- Instructions to follow
Update the part of the data pre-processing page that opens with the words "uni_counts = Counter(uni_counts)" and closes with "the paper ID)": write it out again with "paper ID" changed to "article ID".

- Document passage
# Data pre-processing

- publications and fellows related data are stored in separate csv files  
- all downloaded article texts are in separate text files  

- here we clean and combine all data into a new csv for analysis

# 0: Set up

### Required packages

In [None]:
#data manipulation and organisation
import pandas as pd
import numpy as np

#data pre-processing
import string
from nltk.stem.porter import PorterStemmer
from nltk.corpus import stopwords
from difflib import SequenceMatcher
from collections import Counter

#plotting
import matplotlib.pyplot as plt

#web scraping
from bs4 import BeautifulSoup
from urllib.request import urlopen

#other
import os, random, json, re, unicodedata

### Count Turing fellows listed on website

In [None]:
def get_page(url):
    page = urlopen(url) 
    soup = BeautifulSoup(page, 'html.parser')
    return soup

url = 'https://www.turing.ac.uk/turing-fellows/'
soup = get_page(url)
all_fellows = soup.find_all('div', attrs={'class':'fellow-card'})

num_web_fellows = len(all_fellows)
uni_counts = []

for i in all_fellows:
    #get affiliation - saved in class names
    attributes = i.get('class')
    university = attributes[1]
    uni_counts.append(university)
    
uni_counts = Counter(uni_counts)

### Define paths to data files

publications_eng.csv : contains a list of articles (one per row) and associated information including researcher's name (version returned by AK API), researcher ID, paper ID, title, abstract. These are the articles that Academic Knowledge API returned for each fellow - we do not have a full version of the article for each of these    

turing_AK_IDs.csv : links each 'author_id' to version of fellow name we accept (e.g. AK API might return both 't lyons' and 'terry lyons', we want to store both as 'terry lyons', not as separate researchers)  

papers_final : directory that contains all found article .pdf and converted .txt files (each saved in a directory named after the paper ID)

- Given information
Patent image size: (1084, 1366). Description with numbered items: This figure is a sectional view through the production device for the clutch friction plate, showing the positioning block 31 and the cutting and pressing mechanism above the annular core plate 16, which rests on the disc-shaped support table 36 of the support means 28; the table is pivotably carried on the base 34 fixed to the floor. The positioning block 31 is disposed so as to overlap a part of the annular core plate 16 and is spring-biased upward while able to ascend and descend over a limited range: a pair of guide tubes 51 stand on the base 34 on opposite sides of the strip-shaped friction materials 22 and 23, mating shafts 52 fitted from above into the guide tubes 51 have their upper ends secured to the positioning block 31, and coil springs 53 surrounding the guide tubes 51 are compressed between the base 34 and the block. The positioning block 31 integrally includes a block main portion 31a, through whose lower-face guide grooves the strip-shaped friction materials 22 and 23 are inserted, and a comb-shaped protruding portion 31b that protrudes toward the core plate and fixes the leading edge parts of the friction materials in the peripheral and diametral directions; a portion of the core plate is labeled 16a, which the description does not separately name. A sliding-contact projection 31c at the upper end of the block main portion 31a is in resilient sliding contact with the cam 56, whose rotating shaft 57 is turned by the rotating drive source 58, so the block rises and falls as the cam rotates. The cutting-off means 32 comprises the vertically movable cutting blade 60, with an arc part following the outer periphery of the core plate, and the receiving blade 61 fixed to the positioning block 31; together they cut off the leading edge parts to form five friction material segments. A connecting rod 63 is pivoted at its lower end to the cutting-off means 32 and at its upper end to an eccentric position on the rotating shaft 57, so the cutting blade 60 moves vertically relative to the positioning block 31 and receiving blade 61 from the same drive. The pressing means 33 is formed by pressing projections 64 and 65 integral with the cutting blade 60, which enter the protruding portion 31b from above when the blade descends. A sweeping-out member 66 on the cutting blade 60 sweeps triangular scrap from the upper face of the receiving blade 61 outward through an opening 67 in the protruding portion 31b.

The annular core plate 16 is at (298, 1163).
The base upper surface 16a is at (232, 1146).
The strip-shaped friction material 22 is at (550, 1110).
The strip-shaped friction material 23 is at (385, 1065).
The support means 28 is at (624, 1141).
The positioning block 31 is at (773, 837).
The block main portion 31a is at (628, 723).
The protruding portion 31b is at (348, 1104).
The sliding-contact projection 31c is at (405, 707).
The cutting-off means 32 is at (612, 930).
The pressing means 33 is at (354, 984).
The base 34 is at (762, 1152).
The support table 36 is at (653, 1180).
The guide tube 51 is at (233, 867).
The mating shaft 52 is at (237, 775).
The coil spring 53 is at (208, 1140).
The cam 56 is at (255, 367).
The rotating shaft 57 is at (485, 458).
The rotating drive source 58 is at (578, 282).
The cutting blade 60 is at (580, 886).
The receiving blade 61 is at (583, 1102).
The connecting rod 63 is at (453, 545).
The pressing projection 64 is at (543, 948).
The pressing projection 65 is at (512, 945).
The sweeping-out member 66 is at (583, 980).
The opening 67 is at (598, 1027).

- Expected answer
uni_counts = Counter(uni_counts)

### Define paths to data files

publications_eng.csv : contains a list of articles (one per row) and associated information including researcher's name (version returned by AK API), researcher ID, article ID, title, abstract. These are the articles that Academic Knowledge API returned for each fellow - we do not have a full version of the article for each of these    

turing_AK_IDs.csv : links each 'author_id' to version of fellow name we accept (e.g. AK API might return both 't lyons' and 'terry lyons', we want to store both as 'terry lyons', not as separate researchers)  

papers_final : directory that contains all found article .pdf and converted .txt files (each saved in a directory named after the article ID)